TASK TO CARRY OUT:
Reproduce every entry that follows word for word, but omit the images.

RECORDED DATA:

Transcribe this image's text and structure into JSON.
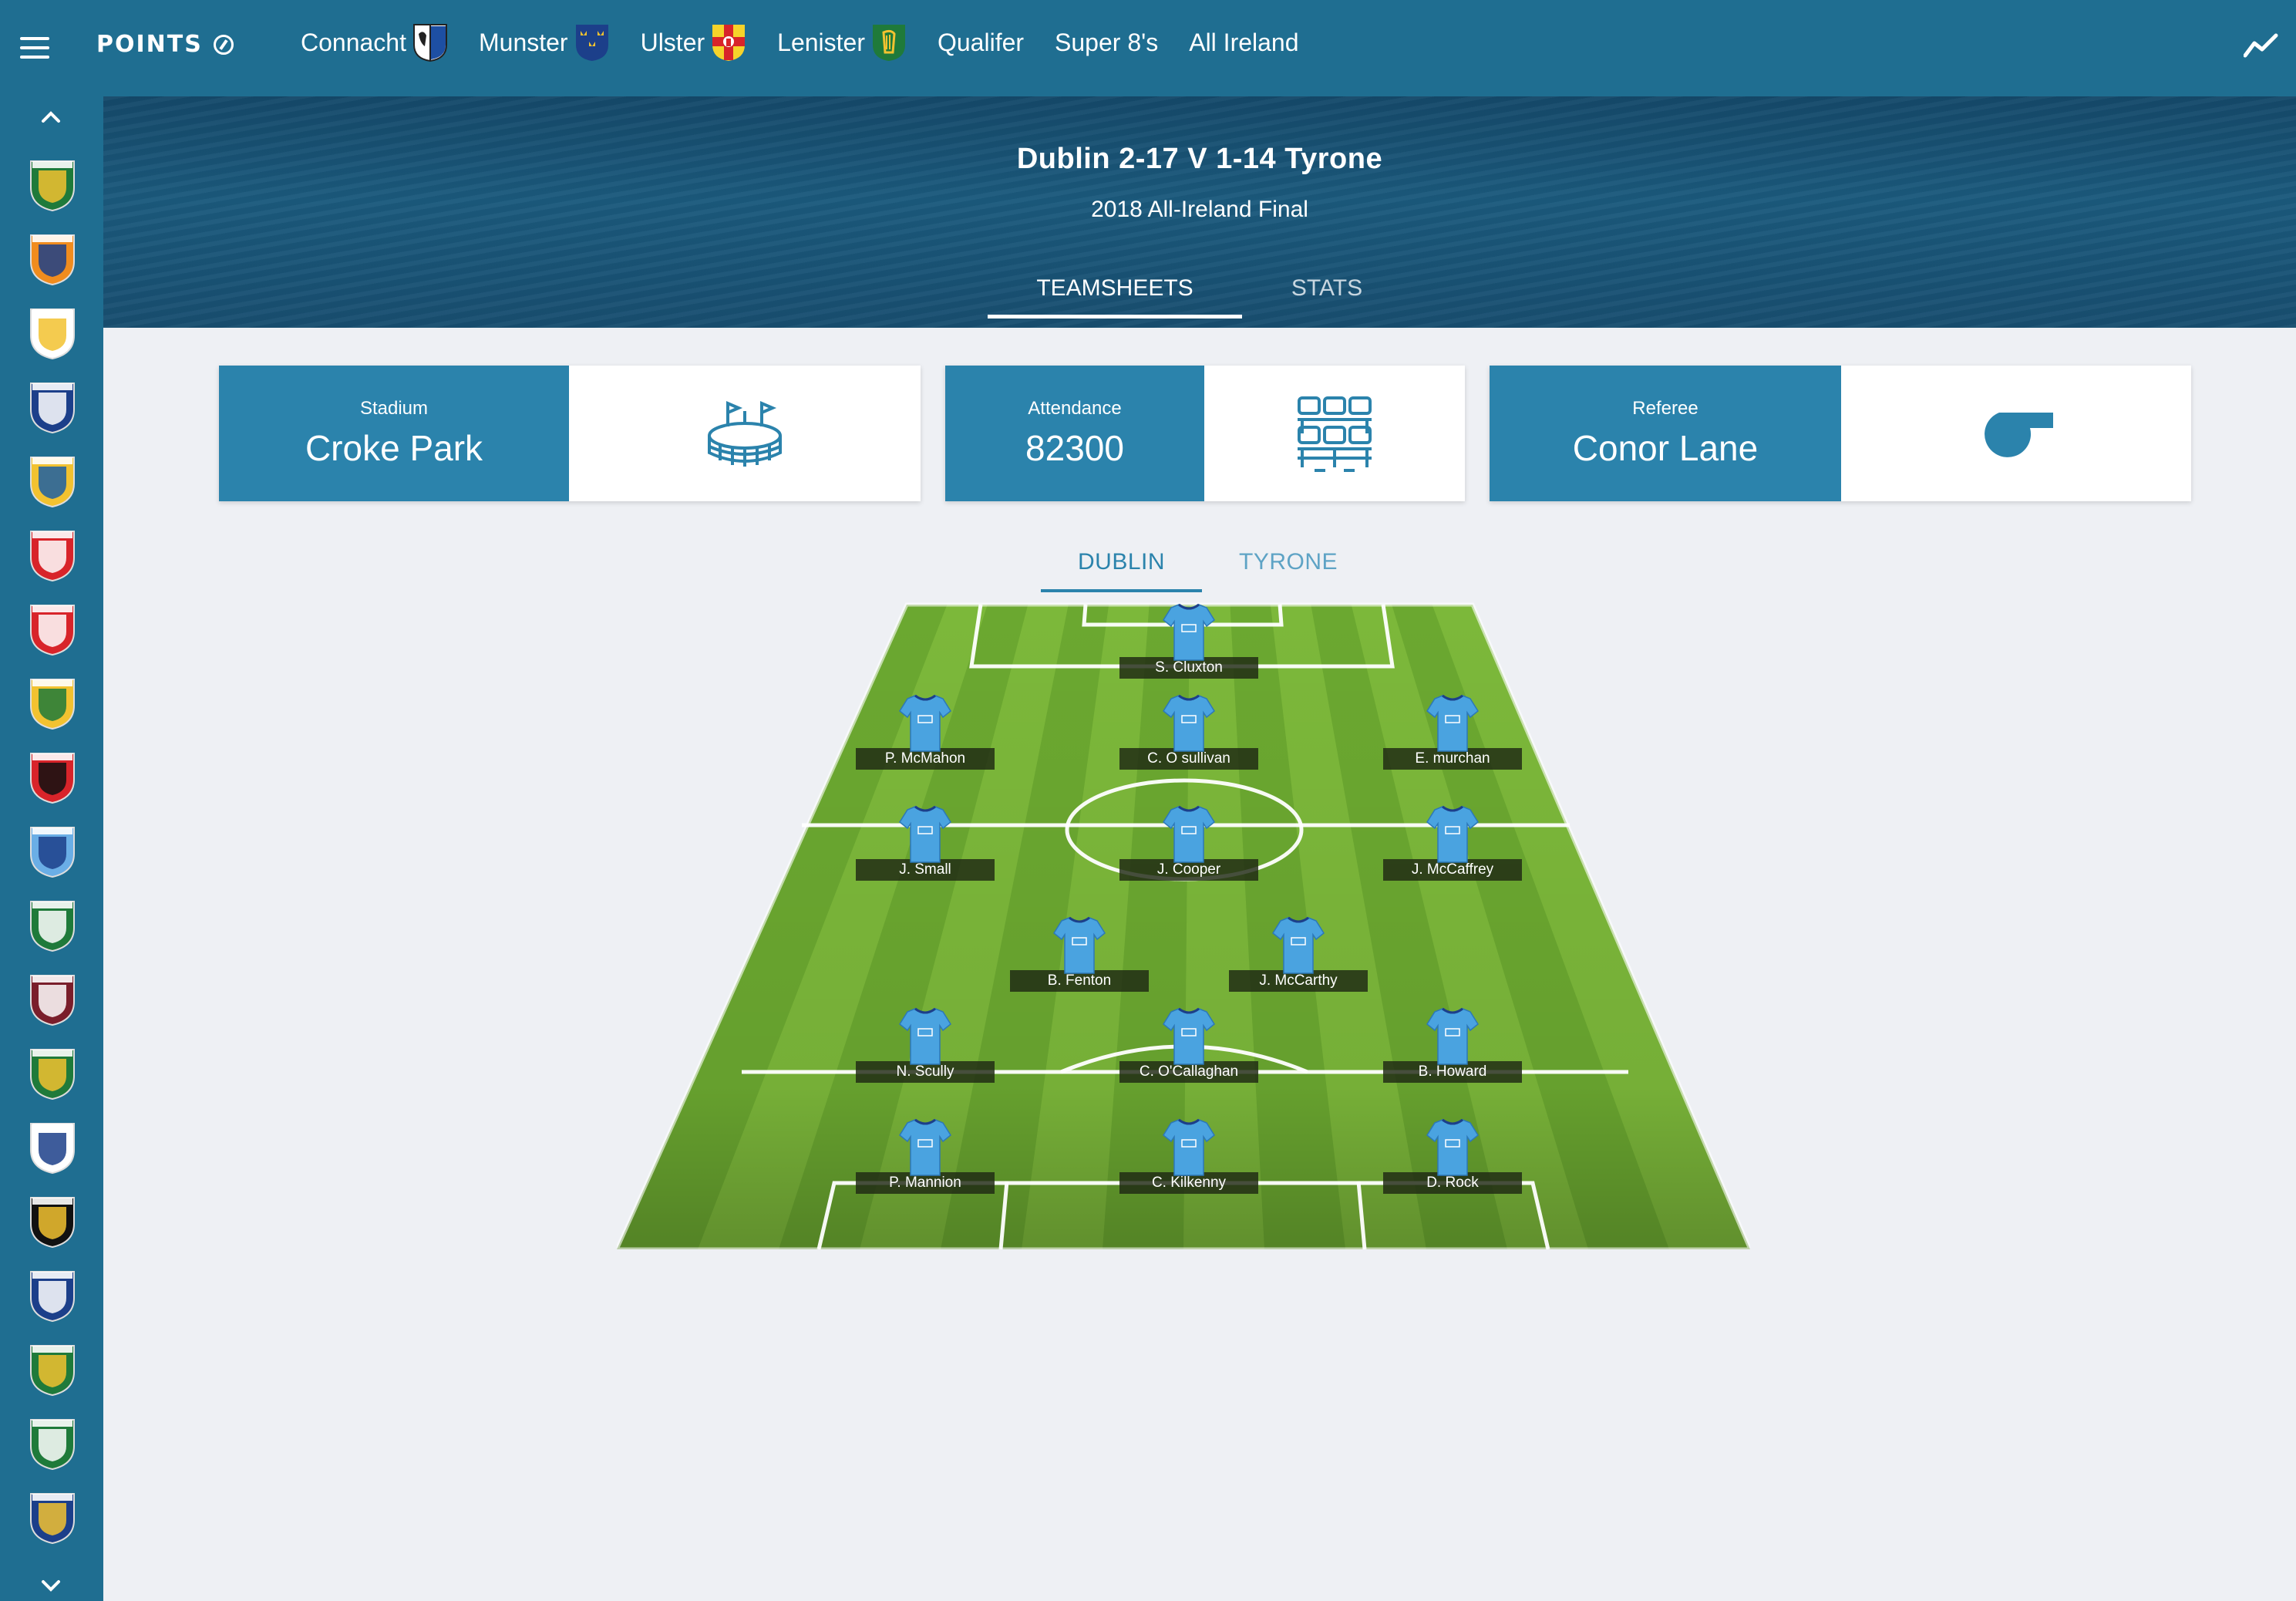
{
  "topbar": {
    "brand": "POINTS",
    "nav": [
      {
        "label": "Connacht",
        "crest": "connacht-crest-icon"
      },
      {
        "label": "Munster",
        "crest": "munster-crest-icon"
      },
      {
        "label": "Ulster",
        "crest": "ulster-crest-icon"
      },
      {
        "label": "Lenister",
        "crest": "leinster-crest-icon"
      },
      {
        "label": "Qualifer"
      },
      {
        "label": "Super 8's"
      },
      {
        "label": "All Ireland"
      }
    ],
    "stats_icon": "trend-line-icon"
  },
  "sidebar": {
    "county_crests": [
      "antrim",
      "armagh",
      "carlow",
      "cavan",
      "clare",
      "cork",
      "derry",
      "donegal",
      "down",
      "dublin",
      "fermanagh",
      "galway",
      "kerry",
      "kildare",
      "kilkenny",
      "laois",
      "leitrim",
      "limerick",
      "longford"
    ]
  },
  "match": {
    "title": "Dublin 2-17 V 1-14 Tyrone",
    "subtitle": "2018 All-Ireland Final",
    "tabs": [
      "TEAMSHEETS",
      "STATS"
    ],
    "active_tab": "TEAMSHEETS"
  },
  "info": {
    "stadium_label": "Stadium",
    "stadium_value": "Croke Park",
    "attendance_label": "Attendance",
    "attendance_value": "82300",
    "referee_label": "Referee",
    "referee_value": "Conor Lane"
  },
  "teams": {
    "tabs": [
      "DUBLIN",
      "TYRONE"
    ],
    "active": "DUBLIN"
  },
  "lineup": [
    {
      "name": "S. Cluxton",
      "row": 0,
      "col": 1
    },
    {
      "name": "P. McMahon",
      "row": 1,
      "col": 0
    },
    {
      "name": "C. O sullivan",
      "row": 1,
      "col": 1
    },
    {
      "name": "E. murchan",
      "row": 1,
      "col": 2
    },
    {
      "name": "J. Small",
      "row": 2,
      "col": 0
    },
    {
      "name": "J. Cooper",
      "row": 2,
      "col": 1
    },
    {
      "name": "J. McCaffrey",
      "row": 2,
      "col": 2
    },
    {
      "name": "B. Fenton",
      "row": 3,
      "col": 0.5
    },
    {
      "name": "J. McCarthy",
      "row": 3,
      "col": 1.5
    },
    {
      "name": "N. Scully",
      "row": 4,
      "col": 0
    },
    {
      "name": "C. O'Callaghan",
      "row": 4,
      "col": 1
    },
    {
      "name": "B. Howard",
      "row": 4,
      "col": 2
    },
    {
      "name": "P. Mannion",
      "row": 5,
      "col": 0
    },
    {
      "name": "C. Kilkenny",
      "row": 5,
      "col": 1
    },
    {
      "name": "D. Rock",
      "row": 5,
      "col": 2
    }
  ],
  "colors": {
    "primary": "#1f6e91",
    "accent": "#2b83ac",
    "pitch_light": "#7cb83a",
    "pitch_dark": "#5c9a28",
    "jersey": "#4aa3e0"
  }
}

RESULT FOR THIS EXERCISE:
Transcribe this image's text and structure into JSON.
{
  "topbar": {
    "brand": "POINTS",
    "nav": [
      {
        "label": "Connacht",
        "crest": "connacht-crest-icon"
      },
      {
        "label": "Munster",
        "crest": "munster-crest-icon"
      },
      {
        "label": "Ulster",
        "crest": "ulster-crest-icon"
      },
      {
        "label": "Lenister",
        "crest": "leinster-crest-icon"
      },
      {
        "label": "Qualifer"
      },
      {
        "label": "Super 8's"
      },
      {
        "label": "All Ireland"
      }
    ],
    "stats_icon": "trend-line-icon"
  },
  "sidebar": {
    "county_crests": [
      "antrim",
      "armagh",
      "carlow",
      "cavan",
      "clare",
      "cork",
      "derry",
      "donegal",
      "down",
      "dublin",
      "fermanagh",
      "galway",
      "kerry",
      "kildare",
      "kilkenny",
      "laois",
      "leitrim",
      "limerick",
      "longford"
    ]
  },
  "match": {
    "title": "Dublin 2-17 V 1-14 Tyrone",
    "subtitle": "2018 All-Ireland Final",
    "tabs": [
      "TEAMSHEETS",
      "STATS"
    ],
    "active_tab": "TEAMSHEETS"
  },
  "info": {
    "stadium_label": "Stadium",
    "stadium_value": "Croke Park",
    "attendance_label": "Attendance",
    "attendance_value": "82300",
    "referee_label": "Referee",
    "referee_value": "Conor Lane"
  },
  "teams": {
    "tabs": [
      "DUBLIN",
      "TYRONE"
    ],
    "active": "DUBLIN"
  },
  "lineup": [
    {
      "name": "S. Cluxton",
      "row": 0,
      "col": 1
    },
    {
      "name": "P. McMahon",
      "row": 1,
      "col": 0
    },
    {
      "name": "C. O sullivan",
      "row": 1,
      "col": 1
    },
    {
      "name": "E. murchan",
      "row": 1,
      "col": 2
    },
    {
      "name": "J. Small",
      "row": 2,
      "col": 0
    },
    {
      "name": "J. Cooper",
      "row": 2,
      "col": 1
    },
    {
      "name": "J. McCaffrey",
      "row": 2,
      "col": 2
    },
    {
      "name": "B. Fenton",
      "row": 3,
      "col": 0.5
    },
    {
      "name": "J. McCarthy",
      "row": 3,
      "col": 1.5
    },
    {
      "name": "N. Scully",
      "row": 4,
      "col": 0
    },
    {
      "name": "C. O'Callaghan",
      "row": 4,
      "col": 1
    },
    {
      "name": "B. Howard",
      "row": 4,
      "col": 2
    },
    {
      "name": "P. Mannion",
      "row": 5,
      "col": 0
    },
    {
      "name": "C. Kilkenny",
      "row": 5,
      "col": 1
    },
    {
      "name": "D. Rock",
      "row": 5,
      "col": 2
    }
  ],
  "colors": {
    "primary": "#1f6e91",
    "accent": "#2b83ac",
    "pitch_light": "#7cb83a",
    "pitch_dark": "#5c9a28",
    "jersey": "#4aa3e0"
  }
}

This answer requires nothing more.